## [Task description]
How many lines in this material include the string "from"? Answer with the number and nothing further.

Dataset rows about figures
::::
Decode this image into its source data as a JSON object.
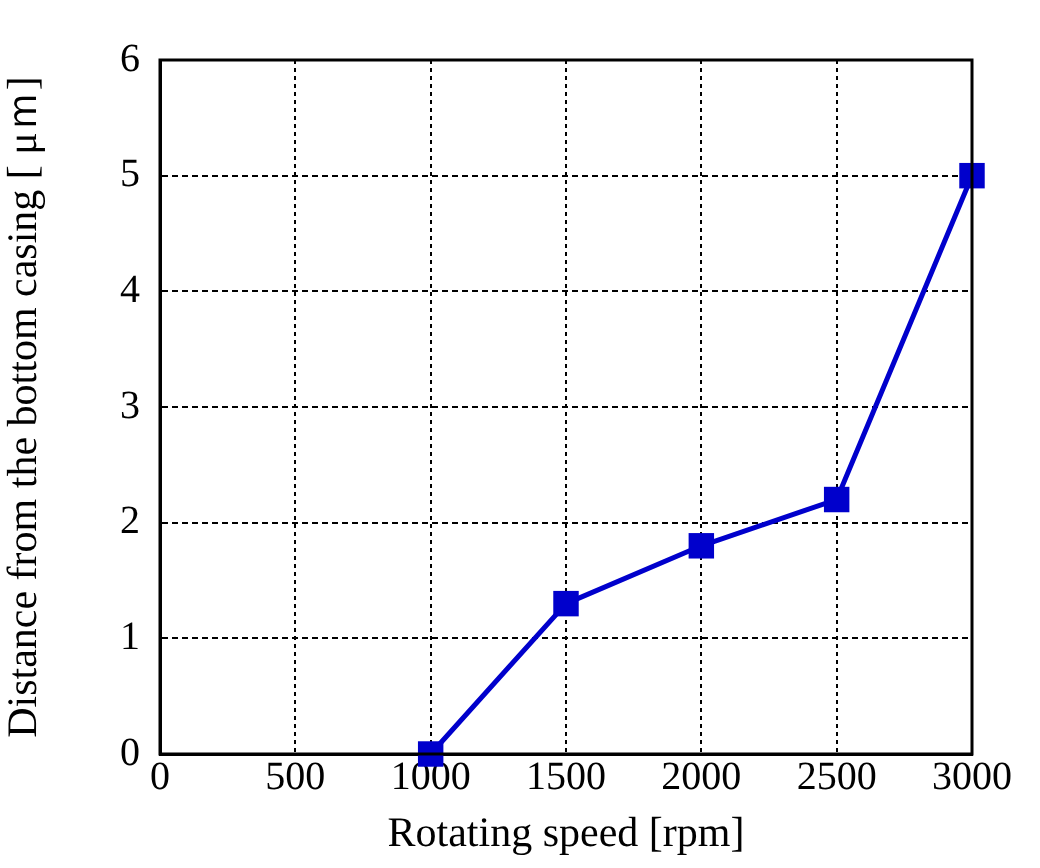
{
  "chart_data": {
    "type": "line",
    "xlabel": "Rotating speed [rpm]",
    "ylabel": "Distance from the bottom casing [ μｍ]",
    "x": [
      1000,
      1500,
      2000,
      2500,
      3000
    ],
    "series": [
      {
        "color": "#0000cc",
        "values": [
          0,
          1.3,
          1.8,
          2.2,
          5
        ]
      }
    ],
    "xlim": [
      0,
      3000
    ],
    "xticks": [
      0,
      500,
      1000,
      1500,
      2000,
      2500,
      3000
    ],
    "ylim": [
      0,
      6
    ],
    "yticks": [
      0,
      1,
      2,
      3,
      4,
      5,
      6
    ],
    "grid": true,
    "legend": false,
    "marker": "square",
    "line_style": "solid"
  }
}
::::
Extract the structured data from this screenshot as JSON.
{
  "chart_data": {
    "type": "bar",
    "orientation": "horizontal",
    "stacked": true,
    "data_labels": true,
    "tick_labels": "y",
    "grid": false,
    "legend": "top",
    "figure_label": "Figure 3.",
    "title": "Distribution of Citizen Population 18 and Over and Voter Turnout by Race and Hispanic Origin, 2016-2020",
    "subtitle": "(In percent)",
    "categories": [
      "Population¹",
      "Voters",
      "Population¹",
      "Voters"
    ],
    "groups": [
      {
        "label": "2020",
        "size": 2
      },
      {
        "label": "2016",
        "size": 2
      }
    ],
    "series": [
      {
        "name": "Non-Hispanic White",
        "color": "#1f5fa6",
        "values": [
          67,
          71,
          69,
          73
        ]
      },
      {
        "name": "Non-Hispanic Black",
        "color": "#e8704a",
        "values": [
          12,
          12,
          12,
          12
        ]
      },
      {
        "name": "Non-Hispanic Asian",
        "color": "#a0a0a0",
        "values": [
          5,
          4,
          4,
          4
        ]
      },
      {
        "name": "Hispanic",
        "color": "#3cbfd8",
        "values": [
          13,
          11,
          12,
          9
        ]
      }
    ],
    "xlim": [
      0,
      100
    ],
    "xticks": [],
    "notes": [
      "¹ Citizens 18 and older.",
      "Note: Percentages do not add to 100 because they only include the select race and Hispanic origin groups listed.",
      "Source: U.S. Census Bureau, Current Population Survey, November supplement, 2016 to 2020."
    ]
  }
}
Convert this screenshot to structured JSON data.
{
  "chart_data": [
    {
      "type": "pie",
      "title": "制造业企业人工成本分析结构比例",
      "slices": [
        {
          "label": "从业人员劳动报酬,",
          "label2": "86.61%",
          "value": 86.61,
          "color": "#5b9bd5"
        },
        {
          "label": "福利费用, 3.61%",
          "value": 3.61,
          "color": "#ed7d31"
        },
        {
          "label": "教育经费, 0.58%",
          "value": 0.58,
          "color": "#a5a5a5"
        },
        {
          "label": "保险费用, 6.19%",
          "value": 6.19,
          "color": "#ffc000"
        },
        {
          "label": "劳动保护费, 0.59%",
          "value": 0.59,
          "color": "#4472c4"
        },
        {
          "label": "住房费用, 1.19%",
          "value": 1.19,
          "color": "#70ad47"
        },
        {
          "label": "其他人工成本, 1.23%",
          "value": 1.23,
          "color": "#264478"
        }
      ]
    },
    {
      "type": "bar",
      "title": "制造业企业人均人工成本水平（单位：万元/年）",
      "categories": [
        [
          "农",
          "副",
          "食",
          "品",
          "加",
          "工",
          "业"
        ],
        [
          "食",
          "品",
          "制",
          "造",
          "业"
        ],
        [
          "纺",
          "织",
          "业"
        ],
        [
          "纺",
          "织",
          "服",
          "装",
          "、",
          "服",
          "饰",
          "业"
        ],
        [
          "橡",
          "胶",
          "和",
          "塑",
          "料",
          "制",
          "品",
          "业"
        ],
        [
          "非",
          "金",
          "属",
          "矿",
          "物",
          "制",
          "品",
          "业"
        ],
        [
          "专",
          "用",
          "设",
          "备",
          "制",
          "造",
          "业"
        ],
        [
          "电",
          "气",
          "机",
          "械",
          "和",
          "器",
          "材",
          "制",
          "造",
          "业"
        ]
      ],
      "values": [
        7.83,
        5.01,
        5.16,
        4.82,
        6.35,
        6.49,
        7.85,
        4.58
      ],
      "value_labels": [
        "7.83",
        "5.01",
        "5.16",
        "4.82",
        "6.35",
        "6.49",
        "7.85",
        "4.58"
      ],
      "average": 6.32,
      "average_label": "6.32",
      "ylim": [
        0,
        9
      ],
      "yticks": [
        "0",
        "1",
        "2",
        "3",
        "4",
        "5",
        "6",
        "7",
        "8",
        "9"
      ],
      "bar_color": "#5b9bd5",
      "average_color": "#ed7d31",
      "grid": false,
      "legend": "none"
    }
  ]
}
::::
## [Exercise response]
2